- **EXERCISE INSTRUCTIONS**: Repeat the records exactly. Every line must match.

- **ENTRIES**:
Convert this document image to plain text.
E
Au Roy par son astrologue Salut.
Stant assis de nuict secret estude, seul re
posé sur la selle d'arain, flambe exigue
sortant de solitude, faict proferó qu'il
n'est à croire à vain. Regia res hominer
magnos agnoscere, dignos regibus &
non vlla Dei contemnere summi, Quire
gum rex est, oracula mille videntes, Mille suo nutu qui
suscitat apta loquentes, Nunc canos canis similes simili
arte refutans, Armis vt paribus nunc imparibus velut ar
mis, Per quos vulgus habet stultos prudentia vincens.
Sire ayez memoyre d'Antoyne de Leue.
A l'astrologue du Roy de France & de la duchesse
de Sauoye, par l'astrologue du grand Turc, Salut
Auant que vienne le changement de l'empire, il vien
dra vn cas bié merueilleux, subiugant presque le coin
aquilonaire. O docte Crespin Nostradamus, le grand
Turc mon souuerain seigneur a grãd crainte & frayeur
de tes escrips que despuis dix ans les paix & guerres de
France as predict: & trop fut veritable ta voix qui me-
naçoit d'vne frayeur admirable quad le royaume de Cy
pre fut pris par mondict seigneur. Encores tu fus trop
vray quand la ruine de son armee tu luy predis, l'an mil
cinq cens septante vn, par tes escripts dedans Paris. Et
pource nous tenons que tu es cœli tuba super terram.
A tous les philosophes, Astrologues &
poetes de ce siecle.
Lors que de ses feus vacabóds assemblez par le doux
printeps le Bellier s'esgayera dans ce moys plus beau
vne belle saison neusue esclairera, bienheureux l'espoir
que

- **WRITTEN REPLY**:
Convert this document image to plain text.
E
Au Roy par son astrologue Salut.
Stant assis de nuict secret estude, seul re
posé sur la selle d'arain, flambe exigue
sortant de solitude, faict proferó qu'il
n'est à croire à vain. Regia res hominer
magnos agnoscere, dignos regibus &
non vlla Dei contemnere summi, Quire
gum rex est, oracula mille videntes, Mille suo nutu qui
suscitat apta loquentes, Nunc canos canis similes simili
arte refutans, Armis vt paribus nunc imparibus velut ar
mis, Per quos vulgus habet stultos prudentia vincens.
Sire ayez memoyre d'Antoyne de Leue.
A l'astrologue du Roy de France & de la duchesse
de Sauoye, par l'astrologue du grand Turc, Salut
Auant que vienne le changement de l'empire, il vien
dra vn cas bié merueilleux, subiugant presque le coin
aquilonaire. O docte Crespin Nostradamus, le grand
Turc mon souuerain seigneur a grãd crainte & frayeur
de tes escrips que despuis dix ans les paix & guerres de
France as predict: & trop fut veritable ta voix qui me-
naçoit d'vne frayeur admirable quad le royaume de Cy
pre fut pris par mondict seigneur. Encores tu fus trop
vray quand la ruine de son armee tu luy predis, l'an mil
cinq cens septante vn, par tes escripts dedans Paris. Et
pource nous tenons que tu es cœli tuba super terram.
A tous les philosophes, Astrologues &
poetes de ce siecle.
Lors que de ses feus vacabóds assemblez par le doux
printeps le Bellier s'esgayera dans ce moys plus beau
vne belle saison neusue esclairera, bienheureux l'espoir
que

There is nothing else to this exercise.